◆ EXERCISE ◆
Please pick out each line of the data below that contains the word "nicolau" and copy those lines.

◆ INFORMATION SUPPLIED ◆

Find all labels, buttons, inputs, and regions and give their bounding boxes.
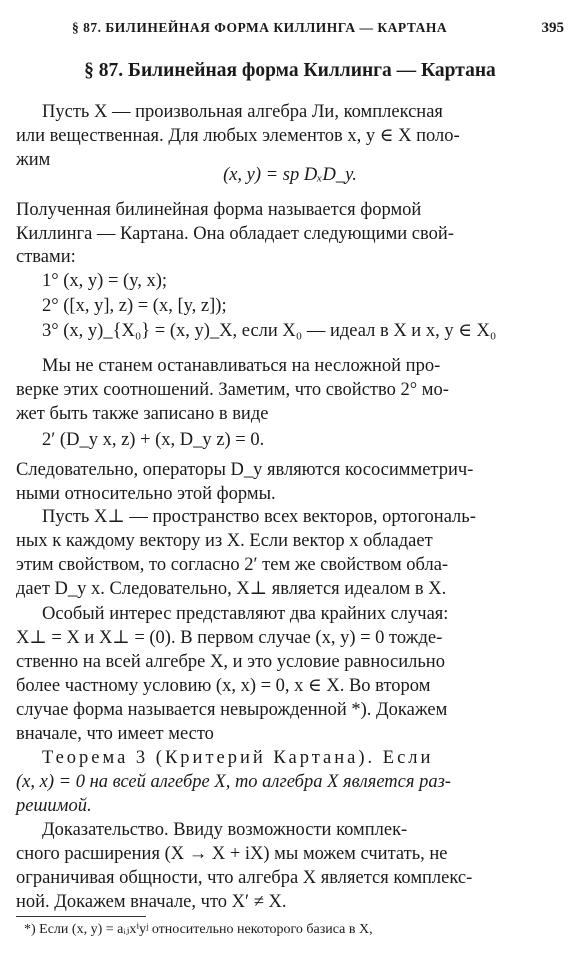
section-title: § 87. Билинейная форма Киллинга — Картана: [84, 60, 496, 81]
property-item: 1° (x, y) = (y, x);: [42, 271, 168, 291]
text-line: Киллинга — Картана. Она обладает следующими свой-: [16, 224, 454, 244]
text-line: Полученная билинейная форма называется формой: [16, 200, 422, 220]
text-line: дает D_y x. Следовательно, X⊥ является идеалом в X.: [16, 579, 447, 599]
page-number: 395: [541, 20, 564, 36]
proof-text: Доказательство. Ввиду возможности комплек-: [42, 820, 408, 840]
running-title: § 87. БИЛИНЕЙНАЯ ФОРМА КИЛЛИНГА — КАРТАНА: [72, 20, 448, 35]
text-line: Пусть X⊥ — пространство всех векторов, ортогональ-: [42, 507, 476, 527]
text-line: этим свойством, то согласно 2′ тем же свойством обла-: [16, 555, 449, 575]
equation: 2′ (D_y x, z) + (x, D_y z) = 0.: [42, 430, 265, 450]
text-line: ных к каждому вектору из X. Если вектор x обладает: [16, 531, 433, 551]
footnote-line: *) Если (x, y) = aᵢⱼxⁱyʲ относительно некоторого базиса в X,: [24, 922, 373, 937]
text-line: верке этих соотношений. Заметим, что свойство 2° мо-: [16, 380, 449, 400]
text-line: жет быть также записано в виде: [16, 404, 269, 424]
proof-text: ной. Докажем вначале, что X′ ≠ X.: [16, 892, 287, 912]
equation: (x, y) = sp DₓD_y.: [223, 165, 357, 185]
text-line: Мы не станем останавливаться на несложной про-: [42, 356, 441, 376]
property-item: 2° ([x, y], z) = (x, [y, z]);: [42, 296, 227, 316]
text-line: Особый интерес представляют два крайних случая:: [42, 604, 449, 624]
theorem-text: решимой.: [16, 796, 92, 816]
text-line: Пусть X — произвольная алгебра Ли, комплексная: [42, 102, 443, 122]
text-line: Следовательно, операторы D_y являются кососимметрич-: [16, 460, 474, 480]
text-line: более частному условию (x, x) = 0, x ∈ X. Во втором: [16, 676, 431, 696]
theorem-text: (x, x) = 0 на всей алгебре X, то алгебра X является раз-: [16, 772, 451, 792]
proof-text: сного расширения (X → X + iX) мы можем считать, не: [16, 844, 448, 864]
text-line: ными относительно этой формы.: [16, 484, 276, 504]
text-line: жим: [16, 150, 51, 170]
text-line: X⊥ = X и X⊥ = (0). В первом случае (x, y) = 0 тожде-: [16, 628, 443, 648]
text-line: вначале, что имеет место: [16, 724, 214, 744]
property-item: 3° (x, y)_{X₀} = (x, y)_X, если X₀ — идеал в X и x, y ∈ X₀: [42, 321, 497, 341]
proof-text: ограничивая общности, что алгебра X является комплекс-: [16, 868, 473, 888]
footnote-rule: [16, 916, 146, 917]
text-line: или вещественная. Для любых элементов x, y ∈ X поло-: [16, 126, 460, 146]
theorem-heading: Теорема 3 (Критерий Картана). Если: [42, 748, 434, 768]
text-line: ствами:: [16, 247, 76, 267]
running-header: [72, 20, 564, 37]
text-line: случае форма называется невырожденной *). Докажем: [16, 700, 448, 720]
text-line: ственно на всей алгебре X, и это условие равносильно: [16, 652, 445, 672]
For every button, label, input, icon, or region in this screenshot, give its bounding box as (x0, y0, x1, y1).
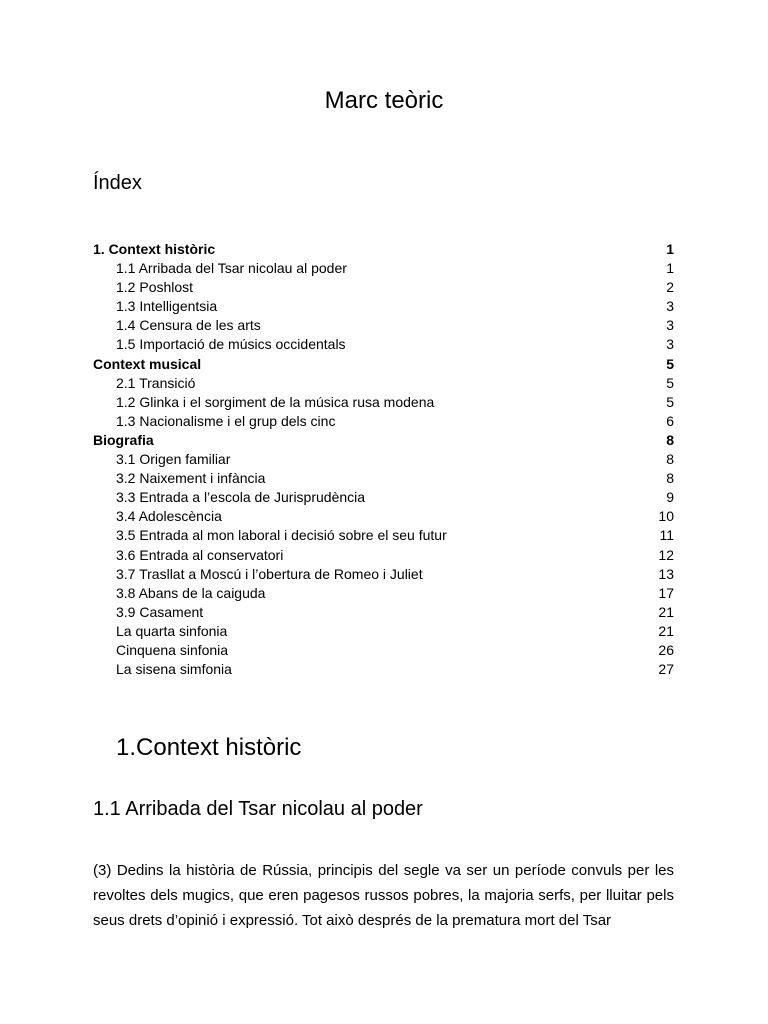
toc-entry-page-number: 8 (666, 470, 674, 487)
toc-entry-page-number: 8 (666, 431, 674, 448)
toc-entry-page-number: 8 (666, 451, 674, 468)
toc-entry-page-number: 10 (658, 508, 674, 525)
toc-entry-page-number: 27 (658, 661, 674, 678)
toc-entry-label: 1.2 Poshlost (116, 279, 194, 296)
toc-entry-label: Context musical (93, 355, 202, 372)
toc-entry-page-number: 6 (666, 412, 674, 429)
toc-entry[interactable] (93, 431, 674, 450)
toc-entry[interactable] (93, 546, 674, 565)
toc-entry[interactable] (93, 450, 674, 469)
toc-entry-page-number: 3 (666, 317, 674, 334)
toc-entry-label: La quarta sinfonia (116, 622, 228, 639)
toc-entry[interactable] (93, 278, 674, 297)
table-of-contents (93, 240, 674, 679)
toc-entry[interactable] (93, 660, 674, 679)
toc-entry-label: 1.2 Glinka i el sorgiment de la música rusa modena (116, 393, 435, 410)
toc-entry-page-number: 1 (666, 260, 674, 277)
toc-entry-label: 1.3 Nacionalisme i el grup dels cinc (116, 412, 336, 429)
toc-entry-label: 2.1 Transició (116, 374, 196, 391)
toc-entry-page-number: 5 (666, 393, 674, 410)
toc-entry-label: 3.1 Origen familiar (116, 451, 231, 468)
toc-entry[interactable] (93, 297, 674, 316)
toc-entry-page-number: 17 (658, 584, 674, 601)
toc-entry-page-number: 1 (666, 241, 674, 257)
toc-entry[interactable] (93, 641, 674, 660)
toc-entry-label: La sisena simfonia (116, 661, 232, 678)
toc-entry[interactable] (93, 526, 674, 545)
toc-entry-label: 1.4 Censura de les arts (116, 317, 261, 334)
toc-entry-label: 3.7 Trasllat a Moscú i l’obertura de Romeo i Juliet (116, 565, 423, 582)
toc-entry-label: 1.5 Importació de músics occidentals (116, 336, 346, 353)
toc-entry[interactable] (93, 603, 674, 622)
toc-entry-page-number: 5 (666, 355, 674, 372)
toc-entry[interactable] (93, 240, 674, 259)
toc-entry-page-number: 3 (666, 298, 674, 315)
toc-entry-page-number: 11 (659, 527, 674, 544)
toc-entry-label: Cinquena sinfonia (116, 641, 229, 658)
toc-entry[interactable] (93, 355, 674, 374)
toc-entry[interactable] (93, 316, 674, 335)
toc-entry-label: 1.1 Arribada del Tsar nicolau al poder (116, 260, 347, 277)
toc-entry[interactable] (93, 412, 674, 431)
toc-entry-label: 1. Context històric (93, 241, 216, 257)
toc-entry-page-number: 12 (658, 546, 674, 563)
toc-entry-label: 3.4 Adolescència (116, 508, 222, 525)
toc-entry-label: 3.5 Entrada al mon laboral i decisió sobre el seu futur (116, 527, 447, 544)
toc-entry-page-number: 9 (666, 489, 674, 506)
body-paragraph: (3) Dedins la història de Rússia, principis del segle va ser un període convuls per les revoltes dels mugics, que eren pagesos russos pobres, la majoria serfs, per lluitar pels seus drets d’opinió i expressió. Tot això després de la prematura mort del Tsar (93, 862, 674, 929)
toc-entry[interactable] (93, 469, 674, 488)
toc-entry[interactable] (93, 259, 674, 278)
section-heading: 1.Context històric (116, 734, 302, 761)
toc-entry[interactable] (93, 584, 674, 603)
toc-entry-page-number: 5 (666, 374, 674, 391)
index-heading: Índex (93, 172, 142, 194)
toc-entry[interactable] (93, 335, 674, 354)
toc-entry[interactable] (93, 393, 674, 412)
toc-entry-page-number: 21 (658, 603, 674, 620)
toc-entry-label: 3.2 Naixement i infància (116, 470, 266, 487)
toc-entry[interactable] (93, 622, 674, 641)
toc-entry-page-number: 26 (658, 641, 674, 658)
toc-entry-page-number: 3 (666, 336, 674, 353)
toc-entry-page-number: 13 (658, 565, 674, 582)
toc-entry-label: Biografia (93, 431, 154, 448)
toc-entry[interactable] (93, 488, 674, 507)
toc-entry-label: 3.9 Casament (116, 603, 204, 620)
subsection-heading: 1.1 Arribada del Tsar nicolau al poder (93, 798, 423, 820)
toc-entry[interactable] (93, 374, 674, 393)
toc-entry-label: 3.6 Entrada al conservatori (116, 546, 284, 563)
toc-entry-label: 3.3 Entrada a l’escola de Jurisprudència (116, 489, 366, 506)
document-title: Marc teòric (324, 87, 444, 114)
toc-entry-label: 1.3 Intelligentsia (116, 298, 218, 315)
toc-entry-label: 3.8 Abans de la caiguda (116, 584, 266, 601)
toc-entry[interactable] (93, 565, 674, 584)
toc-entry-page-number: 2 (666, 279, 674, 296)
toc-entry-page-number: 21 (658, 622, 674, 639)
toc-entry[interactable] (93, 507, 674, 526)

◆ WRITTEN SOLUTION ◆
toc-entry-label: 1.1 Arribada del Tsar nicolau al poder (116, 260, 347, 277)
subsection-heading: 1.1 Arribada del Tsar nicolau al poder (93, 798, 423, 820)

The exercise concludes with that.